----- ENTRIES -----
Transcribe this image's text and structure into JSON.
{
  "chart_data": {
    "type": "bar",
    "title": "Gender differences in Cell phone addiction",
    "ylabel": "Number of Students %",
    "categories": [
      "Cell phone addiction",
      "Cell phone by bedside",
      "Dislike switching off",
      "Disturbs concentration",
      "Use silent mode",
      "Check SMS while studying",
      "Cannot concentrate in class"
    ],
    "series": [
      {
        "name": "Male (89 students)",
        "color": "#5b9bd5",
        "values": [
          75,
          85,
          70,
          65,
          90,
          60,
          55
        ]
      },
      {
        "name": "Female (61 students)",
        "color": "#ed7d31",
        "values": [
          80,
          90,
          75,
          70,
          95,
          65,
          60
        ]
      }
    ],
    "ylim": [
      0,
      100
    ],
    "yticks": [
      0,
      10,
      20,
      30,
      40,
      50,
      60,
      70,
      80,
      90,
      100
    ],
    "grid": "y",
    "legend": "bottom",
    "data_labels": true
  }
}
-----
- **OBJECTIVE**: Your task is to repeat the data exactly, with nothing left out.

- **ANSWER FOR THE TASK**:
Transcribe this image's text and structure into JSON.
{
  "chart_data": {
    "type": "bar",
    "title": "Gender differences in Cell phone addiction",
    "ylabel": "Number of Students %",
    "categories": [
      "Cell phone addiction",
      "Cell phone by bedside",
      "Dislike switching off",
      "Disturbs concentration",
      "Use silent mode",
      "Check SMS while studying",
      "Cannot concentrate in class"
    ],
    "series": [
      {
        "name": "Male (89 students)",
        "color": "#5b9bd5",
        "values": [
          75,
          85,
          70,
          65,
          90,
          60,
          55
        ]
      },
      {
        "name": "Female (61 students)",
        "color": "#ed7d31",
        "values": [
          80,
          90,
          75,
          70,
          95,
          65,
          60
        ]
      }
    ],
    "ylim": [
      0,
      100
    ],
    "yticks": [
      0,
      10,
      20,
      30,
      40,
      50,
      60,
      70,
      80,
      90,
      100
    ],
    "grid": "y",
    "legend": "bottom",
    "data_labels": true
  }
}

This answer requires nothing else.